- What the task asks: Restate the entire listing word for word.

- Data excerpts:
◆ ◆ ◆ ◆
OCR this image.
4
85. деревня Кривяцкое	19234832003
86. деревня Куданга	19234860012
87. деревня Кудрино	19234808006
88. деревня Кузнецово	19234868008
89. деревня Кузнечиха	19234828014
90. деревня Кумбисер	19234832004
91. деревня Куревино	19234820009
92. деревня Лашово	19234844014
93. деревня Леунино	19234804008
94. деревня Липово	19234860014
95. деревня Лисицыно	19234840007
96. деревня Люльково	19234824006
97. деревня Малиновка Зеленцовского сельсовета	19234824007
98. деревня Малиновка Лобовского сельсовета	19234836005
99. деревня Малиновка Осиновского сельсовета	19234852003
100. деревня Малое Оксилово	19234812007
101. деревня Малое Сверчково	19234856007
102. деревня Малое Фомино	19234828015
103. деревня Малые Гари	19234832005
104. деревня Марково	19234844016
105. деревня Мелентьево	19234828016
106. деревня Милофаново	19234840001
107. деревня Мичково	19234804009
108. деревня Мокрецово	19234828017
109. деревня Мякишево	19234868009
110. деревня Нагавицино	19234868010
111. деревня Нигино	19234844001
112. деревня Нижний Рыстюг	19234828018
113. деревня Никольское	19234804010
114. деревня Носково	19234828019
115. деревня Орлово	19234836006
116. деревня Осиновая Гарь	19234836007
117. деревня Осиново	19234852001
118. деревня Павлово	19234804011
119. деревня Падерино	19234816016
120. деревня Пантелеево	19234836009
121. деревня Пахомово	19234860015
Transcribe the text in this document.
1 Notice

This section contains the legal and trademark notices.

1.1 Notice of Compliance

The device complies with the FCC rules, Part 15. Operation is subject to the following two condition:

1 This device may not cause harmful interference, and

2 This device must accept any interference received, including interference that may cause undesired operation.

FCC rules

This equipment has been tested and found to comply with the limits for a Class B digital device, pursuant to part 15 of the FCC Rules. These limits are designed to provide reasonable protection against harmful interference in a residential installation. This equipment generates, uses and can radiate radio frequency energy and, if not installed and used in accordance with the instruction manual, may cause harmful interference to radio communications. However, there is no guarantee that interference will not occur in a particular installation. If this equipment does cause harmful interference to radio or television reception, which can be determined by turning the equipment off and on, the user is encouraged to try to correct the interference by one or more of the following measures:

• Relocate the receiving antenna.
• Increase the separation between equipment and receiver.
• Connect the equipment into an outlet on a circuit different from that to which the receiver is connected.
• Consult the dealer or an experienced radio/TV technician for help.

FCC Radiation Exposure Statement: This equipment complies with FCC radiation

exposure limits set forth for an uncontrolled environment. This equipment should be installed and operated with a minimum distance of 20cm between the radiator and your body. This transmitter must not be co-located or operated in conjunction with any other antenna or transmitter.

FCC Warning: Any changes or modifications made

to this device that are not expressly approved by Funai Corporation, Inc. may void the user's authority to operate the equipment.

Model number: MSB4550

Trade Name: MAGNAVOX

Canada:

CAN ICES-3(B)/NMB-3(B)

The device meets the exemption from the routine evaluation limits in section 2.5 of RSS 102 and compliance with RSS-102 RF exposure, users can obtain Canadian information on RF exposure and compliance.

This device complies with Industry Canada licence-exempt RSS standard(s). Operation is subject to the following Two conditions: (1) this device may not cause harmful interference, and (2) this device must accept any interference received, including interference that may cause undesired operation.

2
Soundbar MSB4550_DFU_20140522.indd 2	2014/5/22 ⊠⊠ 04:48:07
◆ ◆ ◆ ◆
- The response:
OCR this image.
4
85. деревня Кривяцкое	19234832003
86. деревня Куданга	19234860012
87. деревня Кудрино	19234808006
88. деревня Кузнецово	19234868008
89. деревня Кузнечиха	19234828014
90. деревня Кумбисер	19234832004
91. деревня Куревино	19234820009
92. деревня Лашово	19234844014
93. деревня Леунино	19234804008
94. деревня Липово	19234860014
95. деревня Лисицыно	19234840007
96. деревня Люльково	19234824006
97. деревня Малиновка Зеленцовского сельсовета	19234824007
98. деревня Малиновка Лобовского сельсовета	19234836005
99. деревня Малиновка Осиновского сельсовета	19234852003
100. деревня Малое Оксилово	19234812007
101. деревня Малое Сверчково	19234856007
102. деревня Малое Фомино	19234828015
103. деревня Малые Гари	19234832005
104. деревня Марково	19234844016
105. деревня Мелентьево	19234828016
106. деревня Милофаново	19234840001
107. деревня Мичково	19234804009
108. деревня Мокрецово	19234828017
109. деревня Мякишево	19234868009
110. деревня Нагавицино	19234868010
111. деревня Нигино	19234844001
112. деревня Нижний Рыстюг	19234828018
113. деревня Никольское	19234804010
114. деревня Носково	19234828019
115. деревня Орлово	19234836006
116. деревня Осиновая Гарь	19234836007
117. деревня Осиново	19234852001
118. деревня Павлово	19234804011
119. деревня Падерино	19234816016
120. деревня Пантелеево	19234836009
121. деревня Пахомово	19234860015
Transcribe the text in this document.
1 Notice

This section contains the legal and trademark notices.

1.1 Notice of Compliance

The device complies with the FCC rules, Part 15. Operation is subject to the following two condition:

1 This device may not cause harmful interference, and

2 This device must accept any interference received, including interference that may cause undesired operation.

FCC rules

This equipment has been tested and found to comply with the limits for a Class B digital device, pursuant to part 15 of the FCC Rules. These limits are designed to provide reasonable protection against harmful interference in a residential installation. This equipment generates, uses and can radiate radio frequency energy and, if not installed and used in accordance with the instruction manual, may cause harmful interference to radio communications. However, there is no guarantee that interference will not occur in a particular installation. If this equipment does cause harmful interference to radio or television reception, which can be determined by turning the equipment off and on, the user is encouraged to try to correct the interference by one or more of the following measures:

• Relocate the receiving antenna.
• Increase the separation between equipment and receiver.
• Connect the equipment into an outlet on a circuit different from that to which the receiver is connected.
• Consult the dealer or an experienced radio/TV technician for help.

FCC Radiation Exposure Statement: This equipment complies with FCC radiation

exposure limits set forth for an uncontrolled environment. This equipment should be installed and operated with a minimum distance of 20cm between the radiator and your body. This transmitter must not be co-located or operated in conjunction with any other antenna or transmitter.

FCC Warning: Any changes or modifications made

to this device that are not expressly approved by Funai Corporation, Inc. may void the user's authority to operate the equipment.

Model number: MSB4550

Trade Name: MAGNAVOX

Canada:

CAN ICES-3(B)/NMB-3(B)

The device meets the exemption from the routine evaluation limits in section 2.5 of RSS 102 and compliance with RSS-102 RF exposure, users can obtain Canadian information on RF exposure and compliance.

This device complies with Industry Canada licence-exempt RSS standard(s). Operation is subject to the following Two conditions: (1) this device may not cause harmful interference, and (2) this device must accept any interference received, including interference that may cause undesired operation.

2
Soundbar MSB4550_DFU_20140522.indd 2	2014/5/22 ⊠⊠ 04:48:07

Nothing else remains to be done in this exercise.